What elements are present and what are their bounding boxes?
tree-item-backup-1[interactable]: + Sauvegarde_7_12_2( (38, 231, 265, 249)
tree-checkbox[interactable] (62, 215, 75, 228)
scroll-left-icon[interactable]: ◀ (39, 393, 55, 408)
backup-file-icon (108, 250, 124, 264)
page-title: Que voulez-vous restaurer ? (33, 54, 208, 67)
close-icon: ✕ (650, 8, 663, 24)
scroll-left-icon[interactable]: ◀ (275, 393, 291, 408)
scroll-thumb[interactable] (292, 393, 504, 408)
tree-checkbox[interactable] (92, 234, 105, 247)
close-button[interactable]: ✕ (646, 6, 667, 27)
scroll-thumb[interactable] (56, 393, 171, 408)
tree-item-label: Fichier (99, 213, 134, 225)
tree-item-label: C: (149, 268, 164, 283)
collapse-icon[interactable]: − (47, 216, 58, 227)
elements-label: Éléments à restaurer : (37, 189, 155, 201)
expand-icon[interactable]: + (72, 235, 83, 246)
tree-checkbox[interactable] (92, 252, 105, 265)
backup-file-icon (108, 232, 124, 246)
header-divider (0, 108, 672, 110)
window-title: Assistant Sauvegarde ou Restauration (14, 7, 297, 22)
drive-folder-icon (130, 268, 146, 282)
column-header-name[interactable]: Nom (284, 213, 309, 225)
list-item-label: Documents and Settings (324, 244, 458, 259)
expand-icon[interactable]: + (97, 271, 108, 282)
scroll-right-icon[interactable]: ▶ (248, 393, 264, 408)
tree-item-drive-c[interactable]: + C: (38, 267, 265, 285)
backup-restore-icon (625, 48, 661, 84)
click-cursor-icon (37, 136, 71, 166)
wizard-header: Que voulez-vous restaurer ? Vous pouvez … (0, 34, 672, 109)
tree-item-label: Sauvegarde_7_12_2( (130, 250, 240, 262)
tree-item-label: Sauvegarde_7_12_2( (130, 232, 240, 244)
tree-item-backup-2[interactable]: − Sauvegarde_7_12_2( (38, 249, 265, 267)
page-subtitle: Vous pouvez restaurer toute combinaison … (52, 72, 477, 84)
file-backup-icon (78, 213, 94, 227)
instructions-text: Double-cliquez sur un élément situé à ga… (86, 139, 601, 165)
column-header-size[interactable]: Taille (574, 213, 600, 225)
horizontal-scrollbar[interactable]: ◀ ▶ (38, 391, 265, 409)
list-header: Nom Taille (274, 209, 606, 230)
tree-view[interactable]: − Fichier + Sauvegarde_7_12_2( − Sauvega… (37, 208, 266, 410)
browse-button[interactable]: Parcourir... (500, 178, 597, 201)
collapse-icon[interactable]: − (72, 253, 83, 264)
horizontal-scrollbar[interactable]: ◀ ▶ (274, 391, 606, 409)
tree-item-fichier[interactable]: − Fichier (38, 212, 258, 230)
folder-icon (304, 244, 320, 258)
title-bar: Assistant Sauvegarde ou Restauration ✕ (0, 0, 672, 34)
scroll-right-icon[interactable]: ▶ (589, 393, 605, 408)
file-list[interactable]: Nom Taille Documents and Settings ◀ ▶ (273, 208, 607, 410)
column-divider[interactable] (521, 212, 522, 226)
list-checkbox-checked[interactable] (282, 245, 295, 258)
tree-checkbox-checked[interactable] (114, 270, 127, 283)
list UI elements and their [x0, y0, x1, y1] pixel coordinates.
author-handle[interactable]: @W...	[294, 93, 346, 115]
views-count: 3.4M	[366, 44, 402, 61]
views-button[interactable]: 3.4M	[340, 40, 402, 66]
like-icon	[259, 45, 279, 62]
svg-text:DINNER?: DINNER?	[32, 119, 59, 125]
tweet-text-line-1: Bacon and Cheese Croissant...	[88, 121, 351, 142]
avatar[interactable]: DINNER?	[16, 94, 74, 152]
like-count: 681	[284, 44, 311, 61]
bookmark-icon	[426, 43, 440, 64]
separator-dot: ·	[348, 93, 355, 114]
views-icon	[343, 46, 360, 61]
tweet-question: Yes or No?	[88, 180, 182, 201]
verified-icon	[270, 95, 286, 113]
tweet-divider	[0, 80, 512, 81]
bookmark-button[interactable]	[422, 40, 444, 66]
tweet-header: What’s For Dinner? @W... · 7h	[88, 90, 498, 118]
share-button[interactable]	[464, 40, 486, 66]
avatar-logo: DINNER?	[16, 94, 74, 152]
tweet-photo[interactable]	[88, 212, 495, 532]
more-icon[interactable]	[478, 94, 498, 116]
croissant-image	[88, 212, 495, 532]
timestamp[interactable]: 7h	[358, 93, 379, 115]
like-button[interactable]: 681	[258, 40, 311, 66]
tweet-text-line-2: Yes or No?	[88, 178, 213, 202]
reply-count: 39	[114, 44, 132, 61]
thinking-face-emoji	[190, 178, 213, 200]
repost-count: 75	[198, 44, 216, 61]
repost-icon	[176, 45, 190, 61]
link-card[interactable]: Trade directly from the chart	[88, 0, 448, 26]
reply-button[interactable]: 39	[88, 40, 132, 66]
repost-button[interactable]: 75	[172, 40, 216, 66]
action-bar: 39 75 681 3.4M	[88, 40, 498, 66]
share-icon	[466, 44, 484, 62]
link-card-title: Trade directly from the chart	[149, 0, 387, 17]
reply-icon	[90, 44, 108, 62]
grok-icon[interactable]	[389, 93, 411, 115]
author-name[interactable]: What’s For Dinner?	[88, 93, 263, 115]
■ ■ ■ ■ ■
Problem details:
Reproduce the records from their start through the line containing "tree-checkbox[interactable] (92, 234, 105, 247)", substituting "archive-file-icon" for "backup-file-icon" and leaving everything else unchanged.

Response:
What elements are present and what are their bounding boxes?
tree-item-backup-1[interactable]: + Sauvegarde_7_12_2( (38, 231, 265, 249)
tree-checkbox[interactable] (62, 215, 75, 228)
scroll-left-icon[interactable]: ◀ (39, 393, 55, 408)
archive-file-icon (108, 250, 124, 264)
page-title: Que voulez-vous restaurer ? (33, 54, 208, 67)
close-icon: ✕ (650, 8, 663, 24)
scroll-left-icon[interactable]: ◀ (275, 393, 291, 408)
scroll-thumb[interactable] (292, 393, 504, 408)
tree-checkbox[interactable] (92, 234, 105, 247)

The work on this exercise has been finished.